=== Supplied data ===

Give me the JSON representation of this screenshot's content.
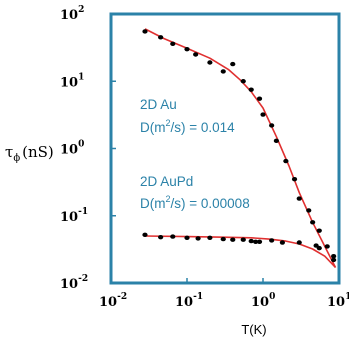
{
  "chart_data": {
    "type": "scatter",
    "xscale": "log",
    "yscale": "log",
    "xlim": [
      0.01,
      10
    ],
    "ylim": [
      0.01,
      100
    ],
    "xlabel": "T(K)",
    "ylabel": {
      "main": "τ",
      "sub": "ϕ",
      "unit": "(nS)"
    },
    "x_ticks": [
      {
        "value": 0.01,
        "base": "10",
        "exp": "-2"
      },
      {
        "value": 0.1,
        "base": "10",
        "exp": "-1"
      },
      {
        "value": 1,
        "base": "10",
        "exp": "0"
      },
      {
        "value": 10,
        "base": "10",
        "exp": "1"
      }
    ],
    "y_ticks": [
      {
        "value": 100,
        "base": "10",
        "exp": "2"
      },
      {
        "value": 10,
        "base": "10",
        "exp": "1"
      },
      {
        "value": 1,
        "base": "10",
        "exp": "0"
      },
      {
        "value": 0.1,
        "base": "10",
        "exp": "-1"
      },
      {
        "value": 0.01,
        "base": "10",
        "exp": "-2"
      }
    ],
    "grid": false,
    "colors": {
      "frame": "#2b82a8",
      "fit": "#e03030",
      "points": "#000000",
      "annotation": "#2b82a8"
    },
    "annotations": [
      {
        "lines": [
          "2D Au",
          "D(m2/s) = 0.014"
        ]
      },
      {
        "lines": [
          "2D AuPd",
          "D(m2/s) = 0.00008"
        ]
      }
    ],
    "series": [
      {
        "points": [
          [
            0.028,
            55
          ],
          [
            0.045,
            45
          ],
          [
            0.065,
            36
          ],
          [
            0.1,
            30
          ],
          [
            0.13,
            25
          ],
          [
            0.2,
            19
          ],
          [
            0.3,
            14
          ],
          [
            0.4,
            18
          ],
          [
            0.55,
            10
          ],
          [
            0.7,
            7.5
          ],
          [
            0.9,
            5.5
          ],
          [
            1.0,
            3.2
          ],
          [
            1.3,
            2.2
          ],
          [
            1.5,
            1.3
          ],
          [
            2.0,
            0.65
          ],
          [
            2.6,
            0.35
          ],
          [
            3.0,
            0.18
          ],
          [
            4.0,
            0.12
          ],
          [
            4.5,
            0.08
          ],
          [
            5.5,
            0.06
          ],
          [
            7.0,
            0.035
          ],
          [
            8.5,
            0.022
          ]
        ],
        "fit": [
          [
            0.028,
            60
          ],
          [
            0.05,
            43
          ],
          [
            0.1,
            31
          ],
          [
            0.2,
            22
          ],
          [
            0.35,
            15
          ],
          [
            0.5,
            10.5
          ],
          [
            0.7,
            7
          ],
          [
            1.0,
            4
          ],
          [
            1.5,
            1.5
          ],
          [
            2.2,
            0.55
          ],
          [
            3.0,
            0.22
          ],
          [
            4.5,
            0.08
          ],
          [
            6.5,
            0.035
          ],
          [
            9.0,
            0.017
          ]
        ]
      },
      {
        "points": [
          [
            0.028,
            0.052
          ],
          [
            0.045,
            0.048
          ],
          [
            0.065,
            0.049
          ],
          [
            0.1,
            0.047
          ],
          [
            0.14,
            0.046
          ],
          [
            0.2,
            0.047
          ],
          [
            0.3,
            0.045
          ],
          [
            0.4,
            0.044
          ],
          [
            0.55,
            0.044
          ],
          [
            0.7,
            0.042
          ],
          [
            0.8,
            0.041
          ],
          [
            0.9,
            0.041
          ],
          [
            1.3,
            0.043
          ],
          [
            1.8,
            0.04
          ],
          [
            3.0,
            0.04
          ],
          [
            5.0,
            0.036
          ],
          [
            5.5,
            0.033
          ],
          [
            8.5,
            0.025
          ]
        ],
        "fit": [
          [
            0.028,
            0.05
          ],
          [
            0.1,
            0.049
          ],
          [
            0.3,
            0.048
          ],
          [
            0.7,
            0.047
          ],
          [
            1.2,
            0.045
          ],
          [
            2.0,
            0.042
          ],
          [
            3.0,
            0.038
          ],
          [
            4.5,
            0.032
          ],
          [
            6.5,
            0.025
          ],
          [
            9.0,
            0.017
          ]
        ]
      }
    ]
  }
}
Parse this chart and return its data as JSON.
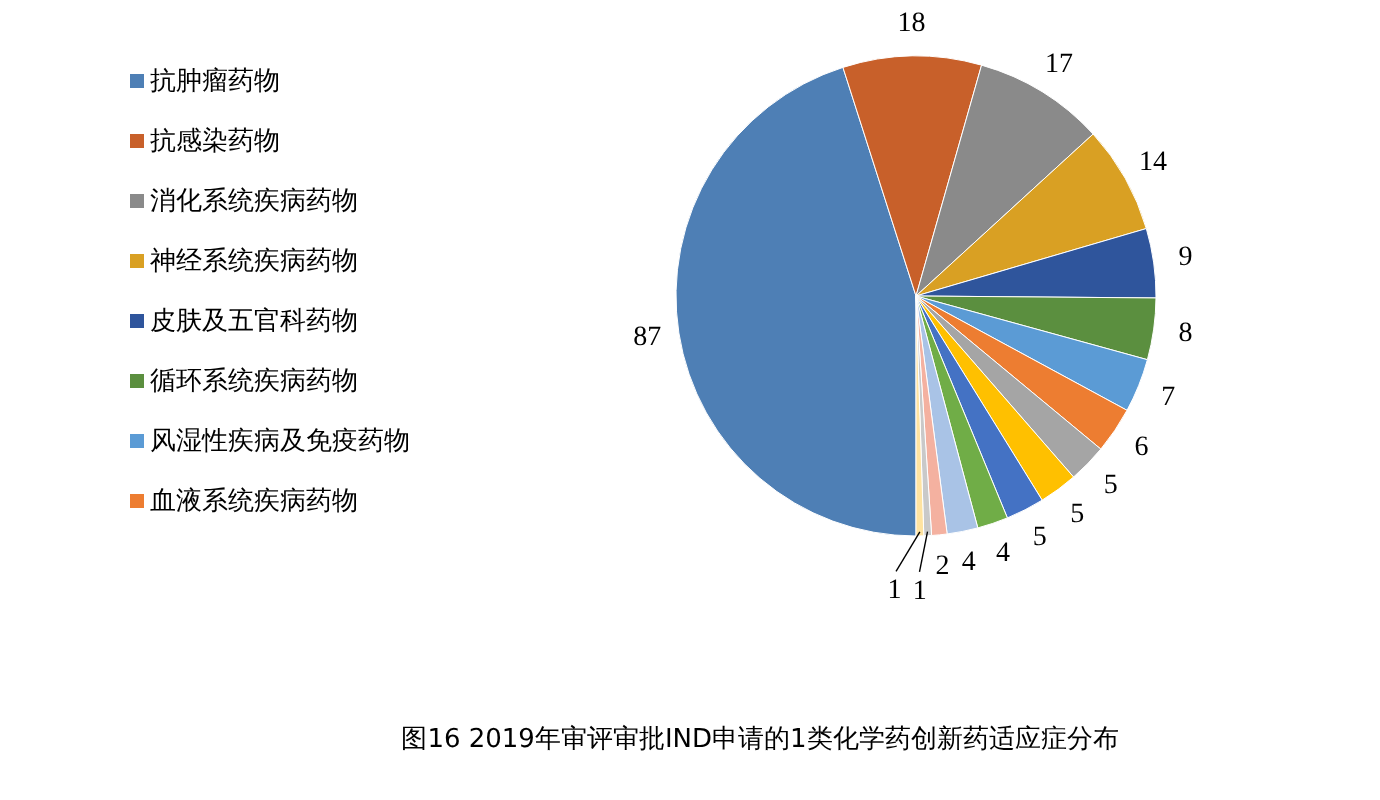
{
  "chart_data": {
    "type": "pie",
    "title": "图16 2019年审评审批IND申请的1类化学药创新药适应症分布",
    "categories": [
      "抗肿瘤药物",
      "抗感染药物",
      "消化系统疾病药物",
      "神经系统疾病药物",
      "皮肤及五官科药物",
      "循环系统疾病药物",
      "风湿性疾病及免疫药物",
      "血液系统疾病药物",
      null,
      null,
      null,
      null,
      null,
      null,
      null,
      null
    ],
    "values": [
      87,
      18,
      17,
      14,
      9,
      8,
      7,
      6,
      5,
      5,
      5,
      4,
      4,
      2,
      1,
      1
    ],
    "colors": [
      "#4e7fb5",
      "#c8602a",
      "#8a8a8a",
      "#d9a023",
      "#2f559c",
      "#5b8f3f",
      "#5b9bd5",
      "#ed7d31",
      "#a5a5a5",
      "#ffc000",
      "#4472c4",
      "#70ad47",
      "#a9c3e6",
      "#f4b1a0",
      "#c9c9c9",
      "#ffe3a0"
    ],
    "data_labels": true,
    "legend": "left"
  }
}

===

Go through the entries above and print each one exactly, minus the pictures.

Reply to the exercise:
Give me the JSON representation of this screenshot's content.
{
  "chart_data": {
    "type": "scatter",
    "xscale": "log",
    "yscale": "log",
    "xlim": [
      0.01,
      10
    ],
    "ylim": [
      0.01,
      100
    ],
    "xlabel": "T(K)",
    "ylabel": {
      "main": "τ",
      "sub": "ϕ",
      "unit": "(nS)"
    },
    "x_ticks": [
      {
        "value": 0.01,
        "base": "10",
        "exp": "-2"
      },
      {
        "value": 0.1,
        "base": "10",
        "exp": "-1"
      },
      {
        "value": 1,
        "base": "10",
        "exp": "0"
      },
      {
        "value": 10,
        "base": "10",
        "exp": "1"
      }
    ],
    "y_ticks": [
      {
        "value": 100,
        "base": "10",
        "exp": "2"
      },
      {
        "value": 10,
        "base": "10",
        "exp": "1"
      },
      {
        "value": 1,
        "base": "10",
        "exp": "0"
      },
      {
        "value": 0.1,
        "base": "10",
        "exp": "-1"
      },
      {
        "value": 0.01,
        "base": "10",
        "exp": "-2"
      }
    ],
    "grid": false,
    "colors": {
      "frame": "#2b82a8",
      "fit": "#e03030",
      "points": "#000000",
      "annotation": "#2b82a8"
    },
    "annotations": [
      {
        "lines": [
          "2D Au",
          "D(m2/s) = 0.014"
        ]
      },
      {
        "lines": [
          "2D AuPd",
          "D(m2/s) = 0.00008"
        ]
      }
    ],
    "series": [
      {
        "points": [
          [
            0.028,
            55
          ],
          [
            0.045,
            45
          ],
          [
            0.065,
            36
          ],
          [
            0.1,
            30
          ],
          [
            0.13,
            25
          ],
          [
            0.2,
            19
          ],
          [
            0.3,
            14
          ],
          [
            0.4,
            18
          ],
          [
            0.55,
            10
          ],
          [
            0.7,
            7.5
          ],
          [
            0.9,
            5.5
          ],
          [
            1.0,
            3.2
          ],
          [
            1.3,
            2.2
          ],
          [
            1.5,
            1.3
          ],
          [
            2.0,
            0.65
          ],
          [
            2.6,
            0.35
          ],
          [
            3.0,
            0.18
          ],
          [
            4.0,
            0.12
          ],
          [
            4.5,
            0.08
          ],
          [
            5.5,
            0.06
          ],
          [
            7.0,
            0.035
          ],
          [
            8.5,
            0.022
          ]
        ],
        "fit": [
          [
            0.028,
            60
          ],
          [
            0.05,
            43
          ],
          [
            0.1,
            31
          ],
          [
            0.2,
            22
          ],
          [
            0.35,
            15
          ],
          [
            0.5,
            10.5
          ],
          [
            0.7,
            7
          ],
          [
            1.0,
            4
          ],
          [
            1.5,
            1.5
          ],
          [
            2.2,
            0.55
          ],
          [
            3.0,
            0.22
          ],
          [
            4.5,
            0.08
          ],
          [
            6.5,
            0.035
          ],
          [
            9.0,
            0.017
          ]
        ]
      },
      {
        "points": [
          [
            0.028,
            0.052
          ],
          [
            0.045,
            0.048
          ],
          [
            0.065,
            0.049
          ],
          [
            0.1,
            0.047
          ],
          [
            0.14,
            0.046
          ],
          [
            0.2,
            0.047
          ],
          [
            0.3,
            0.045
          ],
          [
            0.4,
            0.044
          ],
          [
            0.55,
            0.044
          ],
          [
            0.7,
            0.042
          ],
          [
            0.8,
            0.041
          ],
          [
            0.9,
            0.041
          ],
          [
            1.3,
            0.043
          ],
          [
            1.8,
            0.04
          ],
          [
            3.0,
            0.04
          ],
          [
            5.0,
            0.036
          ],
          [
            5.5,
            0.033
          ],
          [
            8.5,
            0.025
          ]
        ],
        "fit": [
          [
            0.028,
            0.05
          ],
          [
            0.1,
            0.049
          ],
          [
            0.3,
            0.048
          ],
          [
            0.7,
            0.047
          ],
          [
            1.2,
            0.045
          ],
          [
            2.0,
            0.042
          ],
          [
            3.0,
            0.038
          ],
          [
            4.5,
            0.032
          ],
          [
            6.5,
            0.025
          ],
          [
            9.0,
            0.017
          ]
        ]
      }
    ]
  }
}
Parse this chart and return its data as JSON.
{
  "chart_data": {
    "type": "pie",
    "title": "图16 2019年审评审批IND申请的1类化学药创新药适应症分布",
    "categories": [
      "抗肿瘤药物",
      "抗感染药物",
      "消化系统疾病药物",
      "神经系统疾病药物",
      "皮肤及五官科药物",
      "循环系统疾病药物",
      "风湿性疾病及免疫药物",
      "血液系统疾病药物",
      null,
      null,
      null,
      null,
      null,
      null,
      null,
      null
    ],
    "values": [
      87,
      18,
      17,
      14,
      9,
      8,
      7,
      6,
      5,
      5,
      5,
      4,
      4,
      2,
      1,
      1
    ],
    "colors": [
      "#4e7fb5",
      "#c8602a",
      "#8a8a8a",
      "#d9a023",
      "#2f559c",
      "#5b8f3f",
      "#5b9bd5",
      "#ed7d31",
      "#a5a5a5",
      "#ffc000",
      "#4472c4",
      "#70ad47",
      "#a9c3e6",
      "#f4b1a0",
      "#c9c9c9",
      "#ffe3a0"
    ],
    "data_labels": true,
    "legend": "left"
  }
}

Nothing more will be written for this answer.